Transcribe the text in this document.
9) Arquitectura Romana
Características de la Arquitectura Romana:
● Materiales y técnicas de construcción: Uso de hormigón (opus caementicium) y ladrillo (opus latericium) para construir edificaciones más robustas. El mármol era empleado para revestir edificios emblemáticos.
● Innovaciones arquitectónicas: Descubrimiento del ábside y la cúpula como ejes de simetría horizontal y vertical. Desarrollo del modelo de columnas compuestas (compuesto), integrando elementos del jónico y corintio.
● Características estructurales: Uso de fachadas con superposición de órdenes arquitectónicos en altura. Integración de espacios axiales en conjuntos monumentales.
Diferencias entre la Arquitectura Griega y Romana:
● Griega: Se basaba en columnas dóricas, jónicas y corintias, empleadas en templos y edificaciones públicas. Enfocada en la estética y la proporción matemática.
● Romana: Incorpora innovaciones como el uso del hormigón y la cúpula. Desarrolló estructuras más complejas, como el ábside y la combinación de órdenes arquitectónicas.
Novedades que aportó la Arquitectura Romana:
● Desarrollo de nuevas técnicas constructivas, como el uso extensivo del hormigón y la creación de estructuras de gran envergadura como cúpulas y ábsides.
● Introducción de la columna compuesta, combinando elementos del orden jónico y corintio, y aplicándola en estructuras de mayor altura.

YOUR GOAL:
State the count of lines above containing the string "elementos", and add nothing to it.

RESPONSE BELOW:
2